YOUR GOAL:
Write out all of the entries exactly as given.

Saved entries:
######

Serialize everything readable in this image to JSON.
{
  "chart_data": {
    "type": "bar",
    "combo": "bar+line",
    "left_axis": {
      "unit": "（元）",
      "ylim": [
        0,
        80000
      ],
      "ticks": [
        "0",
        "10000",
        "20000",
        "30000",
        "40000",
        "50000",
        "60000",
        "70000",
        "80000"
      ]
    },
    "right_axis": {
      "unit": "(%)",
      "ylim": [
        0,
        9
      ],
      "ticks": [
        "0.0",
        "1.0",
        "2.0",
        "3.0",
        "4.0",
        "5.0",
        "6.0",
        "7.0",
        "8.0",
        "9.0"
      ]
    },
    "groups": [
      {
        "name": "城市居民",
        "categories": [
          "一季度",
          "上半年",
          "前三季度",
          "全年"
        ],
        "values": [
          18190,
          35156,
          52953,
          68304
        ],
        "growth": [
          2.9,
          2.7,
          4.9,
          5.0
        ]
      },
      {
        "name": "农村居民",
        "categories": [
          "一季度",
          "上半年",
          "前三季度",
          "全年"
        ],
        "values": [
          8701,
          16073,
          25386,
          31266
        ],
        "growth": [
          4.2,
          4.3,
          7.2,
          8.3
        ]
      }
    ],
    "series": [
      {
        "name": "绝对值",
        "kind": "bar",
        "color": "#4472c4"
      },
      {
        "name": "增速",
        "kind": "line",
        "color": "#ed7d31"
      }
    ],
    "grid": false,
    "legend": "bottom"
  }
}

######

RESULT OF THE EXERCISE:
Serialize everything readable in this image to JSON.
{
  "chart_data": {
    "type": "bar",
    "combo": "bar+line",
    "left_axis": {
      "unit": "（元）",
      "ylim": [
        0,
        80000
      ],
      "ticks": [
        "0",
        "10000",
        "20000",
        "30000",
        "40000",
        "50000",
        "60000",
        "70000",
        "80000"
      ]
    },
    "right_axis": {
      "unit": "(%)",
      "ylim": [
        0,
        9
      ],
      "ticks": [
        "0.0",
        "1.0",
        "2.0",
        "3.0",
        "4.0",
        "5.0",
        "6.0",
        "7.0",
        "8.0",
        "9.0"
      ]
    },
    "groups": [
      {
        "name": "城市居民",
        "categories": [
          "一季度",
          "上半年",
          "前三季度",
          "全年"
        ],
        "values": [
          18190,
          35156,
          52953,
          68304
        ],
        "growth": [
          2.9,
          2.7,
          4.9,
          5.0
        ]
      },
      {
        "name": "农村居民",
        "categories": [
          "一季度",
          "上半年",
          "前三季度",
          "全年"
        ],
        "values": [
          8701,
          16073,
          25386,
          31266
        ],
        "growth": [
          4.2,
          4.3,
          7.2,
          8.3
        ]
      }
    ],
    "series": [
      {
        "name": "绝对值",
        "kind": "bar",
        "color": "#4472c4"
      },
      {
        "name": "增速",
        "kind": "line",
        "color": "#ed7d31"
      }
    ],
    "grid": false,
    "legend": "bottom"
  }
}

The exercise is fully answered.